> [Extrait de page]
▼

Mais, bon Dieu ! où me laissé-je aller ! En sommes-nous donc là ? Au lieu de penser à l’Europe qui nous oublie si volontiers, au lieu de chercher au loin, qui nous pourrons aider, qui nous peut secourir, songeons à nous aider nous-mêmes. Rentrons dans nos remparts, assez de soins nous y attendent : d’abord les soins de la défense, et puis aussi, marchant de pair, les soins de la charité, ou mieux encore, changeons le mot, c’est fraternité qu’il faut dire. Sainte parole si froide à lice sur les murailles, mais quand elle est écrite au cœur si féconde et si chaude, entre assiégés surtout comme on la comprend bien ! Les liens de La parenté commune se resserrent si vite dès qu’on souffre en commun ! Assistons-nous les uns les autres des deux manières, par la parole et par le pain. Que les plus forts communiquent aux autres le superflu de leur espoir. Donnons enfin chez nous à ce mot république, sa signification chrétienne et patriote, et si, nous voulons porter nos regards au dehors, si nous voulons franchir l’espace, que ce soit pour étudier de près, je le demande encore, pour nous approprier l’exemple de ces républicains du nord, plus malheureux que nous, puisque c’était contre leurs frères qu’ils livraient ces prodigieux, combats. Apprenons d’eux à nous tenir en garde contre nos deux fléaux, l’abattement et l’excès d’espoir, l’illusion et la panique. Sachons, comme eux, quoi qu’il arrive, nous armer de constance, et ne trouver dans les mécomptes qui certainement nous attendent encore qu’un motif de plus de tenter davantage et de toujours persévérer. Qu’on ne me dise pas cette banale excuse : ils sont d’une autre race, ils sont Anglo-Saxons. Pour être Anglo-Saxon, il ne faut que vouloir.

▲

> [Données disponibles]
▼

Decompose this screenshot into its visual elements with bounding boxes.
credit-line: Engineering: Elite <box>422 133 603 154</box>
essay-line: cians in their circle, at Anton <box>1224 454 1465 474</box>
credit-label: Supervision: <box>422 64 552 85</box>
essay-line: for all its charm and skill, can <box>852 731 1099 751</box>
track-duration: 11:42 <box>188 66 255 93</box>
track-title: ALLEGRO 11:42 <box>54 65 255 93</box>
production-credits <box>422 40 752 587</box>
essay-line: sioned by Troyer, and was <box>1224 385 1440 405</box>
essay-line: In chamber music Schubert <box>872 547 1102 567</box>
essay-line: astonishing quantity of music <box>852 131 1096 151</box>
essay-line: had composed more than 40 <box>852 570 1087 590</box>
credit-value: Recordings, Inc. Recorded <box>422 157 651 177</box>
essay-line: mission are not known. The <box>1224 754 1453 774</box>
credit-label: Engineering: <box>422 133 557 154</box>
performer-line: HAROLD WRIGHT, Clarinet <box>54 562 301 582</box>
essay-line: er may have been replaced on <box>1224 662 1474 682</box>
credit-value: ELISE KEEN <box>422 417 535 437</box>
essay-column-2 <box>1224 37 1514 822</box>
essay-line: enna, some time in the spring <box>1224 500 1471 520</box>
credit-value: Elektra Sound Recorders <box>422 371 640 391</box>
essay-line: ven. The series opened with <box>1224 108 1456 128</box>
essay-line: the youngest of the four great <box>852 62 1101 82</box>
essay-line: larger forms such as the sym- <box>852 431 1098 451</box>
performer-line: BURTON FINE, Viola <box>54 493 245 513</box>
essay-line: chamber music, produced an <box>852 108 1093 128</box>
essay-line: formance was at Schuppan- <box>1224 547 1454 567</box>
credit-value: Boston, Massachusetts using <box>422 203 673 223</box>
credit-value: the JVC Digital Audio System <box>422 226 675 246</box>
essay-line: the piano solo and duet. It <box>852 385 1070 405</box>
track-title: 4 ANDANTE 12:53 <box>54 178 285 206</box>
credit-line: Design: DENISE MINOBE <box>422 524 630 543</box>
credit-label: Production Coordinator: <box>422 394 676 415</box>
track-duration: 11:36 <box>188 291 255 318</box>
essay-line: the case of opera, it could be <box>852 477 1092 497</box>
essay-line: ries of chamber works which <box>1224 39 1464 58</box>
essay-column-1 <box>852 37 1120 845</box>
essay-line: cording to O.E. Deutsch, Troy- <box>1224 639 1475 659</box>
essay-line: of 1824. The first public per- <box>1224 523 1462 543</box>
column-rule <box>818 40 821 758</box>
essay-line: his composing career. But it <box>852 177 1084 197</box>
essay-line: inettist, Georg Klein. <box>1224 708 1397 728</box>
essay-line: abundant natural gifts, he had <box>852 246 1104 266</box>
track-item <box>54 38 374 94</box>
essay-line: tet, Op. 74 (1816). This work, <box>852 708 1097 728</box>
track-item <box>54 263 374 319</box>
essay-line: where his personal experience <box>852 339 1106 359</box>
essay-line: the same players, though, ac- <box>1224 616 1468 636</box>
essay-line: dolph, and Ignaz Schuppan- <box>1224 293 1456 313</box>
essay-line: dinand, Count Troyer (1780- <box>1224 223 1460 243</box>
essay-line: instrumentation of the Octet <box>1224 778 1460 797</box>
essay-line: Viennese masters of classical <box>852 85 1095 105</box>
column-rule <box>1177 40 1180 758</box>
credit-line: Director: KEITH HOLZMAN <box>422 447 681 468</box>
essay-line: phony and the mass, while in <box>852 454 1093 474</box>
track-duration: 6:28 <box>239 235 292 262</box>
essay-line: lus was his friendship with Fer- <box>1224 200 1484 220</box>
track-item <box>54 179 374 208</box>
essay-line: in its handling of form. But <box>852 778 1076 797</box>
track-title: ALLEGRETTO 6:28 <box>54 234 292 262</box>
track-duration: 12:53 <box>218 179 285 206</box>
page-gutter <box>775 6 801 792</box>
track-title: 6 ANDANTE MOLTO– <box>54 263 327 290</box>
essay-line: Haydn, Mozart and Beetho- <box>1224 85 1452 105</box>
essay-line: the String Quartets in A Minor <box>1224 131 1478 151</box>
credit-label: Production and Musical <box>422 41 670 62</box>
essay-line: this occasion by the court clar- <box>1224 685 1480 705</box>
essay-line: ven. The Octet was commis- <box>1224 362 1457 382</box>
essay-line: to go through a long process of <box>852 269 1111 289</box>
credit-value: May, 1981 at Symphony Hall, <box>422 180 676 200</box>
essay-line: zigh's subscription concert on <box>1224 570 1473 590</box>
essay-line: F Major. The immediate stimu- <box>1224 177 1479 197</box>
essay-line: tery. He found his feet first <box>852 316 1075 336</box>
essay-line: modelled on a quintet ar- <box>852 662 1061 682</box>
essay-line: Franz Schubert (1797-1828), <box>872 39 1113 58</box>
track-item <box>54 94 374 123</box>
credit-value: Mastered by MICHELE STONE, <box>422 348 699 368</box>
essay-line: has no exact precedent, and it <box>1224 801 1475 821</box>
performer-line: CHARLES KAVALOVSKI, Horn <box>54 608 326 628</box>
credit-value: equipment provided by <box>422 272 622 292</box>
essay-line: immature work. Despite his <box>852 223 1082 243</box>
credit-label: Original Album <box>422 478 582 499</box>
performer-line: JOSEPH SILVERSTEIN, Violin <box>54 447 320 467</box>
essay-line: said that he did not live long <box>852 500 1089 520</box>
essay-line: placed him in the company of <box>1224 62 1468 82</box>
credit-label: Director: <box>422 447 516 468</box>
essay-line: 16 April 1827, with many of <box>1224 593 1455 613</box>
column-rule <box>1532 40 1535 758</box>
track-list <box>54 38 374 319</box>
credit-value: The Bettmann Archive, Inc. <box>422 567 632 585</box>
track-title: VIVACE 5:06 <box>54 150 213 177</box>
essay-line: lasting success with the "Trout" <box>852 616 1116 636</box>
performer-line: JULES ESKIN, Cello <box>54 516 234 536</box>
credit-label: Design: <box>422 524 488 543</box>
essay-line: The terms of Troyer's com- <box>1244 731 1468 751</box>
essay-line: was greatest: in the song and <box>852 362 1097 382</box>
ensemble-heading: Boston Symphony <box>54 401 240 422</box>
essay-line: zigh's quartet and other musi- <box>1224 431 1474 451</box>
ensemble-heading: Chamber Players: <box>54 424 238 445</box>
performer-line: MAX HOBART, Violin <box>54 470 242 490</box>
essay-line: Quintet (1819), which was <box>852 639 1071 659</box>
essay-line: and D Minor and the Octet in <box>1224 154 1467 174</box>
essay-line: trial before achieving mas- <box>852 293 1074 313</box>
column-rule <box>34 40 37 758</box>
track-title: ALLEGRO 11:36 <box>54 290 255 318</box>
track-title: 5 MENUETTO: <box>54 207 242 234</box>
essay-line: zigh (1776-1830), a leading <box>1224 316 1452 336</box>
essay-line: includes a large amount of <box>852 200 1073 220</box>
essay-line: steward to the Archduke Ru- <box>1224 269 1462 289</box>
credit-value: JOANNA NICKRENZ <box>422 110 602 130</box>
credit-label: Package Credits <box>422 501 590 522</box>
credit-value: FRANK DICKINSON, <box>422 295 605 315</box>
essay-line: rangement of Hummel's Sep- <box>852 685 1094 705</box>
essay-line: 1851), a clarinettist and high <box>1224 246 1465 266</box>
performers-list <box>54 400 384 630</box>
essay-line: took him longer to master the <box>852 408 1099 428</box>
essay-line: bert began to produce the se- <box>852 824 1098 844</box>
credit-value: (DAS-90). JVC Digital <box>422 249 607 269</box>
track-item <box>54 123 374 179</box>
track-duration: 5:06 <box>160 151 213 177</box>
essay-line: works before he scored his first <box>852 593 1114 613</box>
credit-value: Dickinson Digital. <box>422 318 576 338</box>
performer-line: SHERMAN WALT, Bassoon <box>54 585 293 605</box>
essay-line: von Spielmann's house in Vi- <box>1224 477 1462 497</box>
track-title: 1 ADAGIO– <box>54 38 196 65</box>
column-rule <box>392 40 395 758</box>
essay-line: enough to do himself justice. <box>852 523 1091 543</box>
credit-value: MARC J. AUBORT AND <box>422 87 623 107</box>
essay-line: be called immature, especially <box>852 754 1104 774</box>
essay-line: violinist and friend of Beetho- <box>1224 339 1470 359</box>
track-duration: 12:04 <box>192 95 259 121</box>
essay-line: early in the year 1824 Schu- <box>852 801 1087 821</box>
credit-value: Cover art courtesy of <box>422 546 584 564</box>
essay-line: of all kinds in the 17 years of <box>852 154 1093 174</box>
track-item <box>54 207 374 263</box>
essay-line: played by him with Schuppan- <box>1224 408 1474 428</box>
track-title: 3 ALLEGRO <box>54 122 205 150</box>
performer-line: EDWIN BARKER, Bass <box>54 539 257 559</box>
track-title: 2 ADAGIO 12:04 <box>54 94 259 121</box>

▲

> [Consigne] Poursuivez l'extrait sur la fraternité entre assiégés à partir de sa dernière phrase. Ces données n'ont aucun lien avec l'extrait.

> [Réponse]
Cependant le temps marche, l’heure devient solennelle, c’est le moment de ne pas faiblir. Que Paris tienne bon, qu’il n’oublie pas ce que depuis septembre, depuis trois mois de séquestration, il a déjà conquis d’honneur et pour lui-même et pour la France. Qu’il n’aille pas en un jour, au contagieux exemple de quelques défaillances, perdre une gloire qui déjà nous console, un poste qui peut nous sauver. Dût-il n’être pas secouru et forcément succomber à la peine, que ce soit aussi tard que possible, même au prix de sérieuses souffrances, celles de l’ennemi l’en paieront largement ; qu’il garde jusqu’au bout cette calme attitude, cette fierté sans jactance, que tant de gens n’attendaient pas de lui et dont il donne chaque jour, de plus étonnantes preuves ; puis enfin, si tout lui fait défaut, au lieu d’entraîner dans sa chute le pays tout entier, au lieu de lier la France à sa disgrâce, qu’il s’en détache et s’en isole en loi laissant le soin de le venger.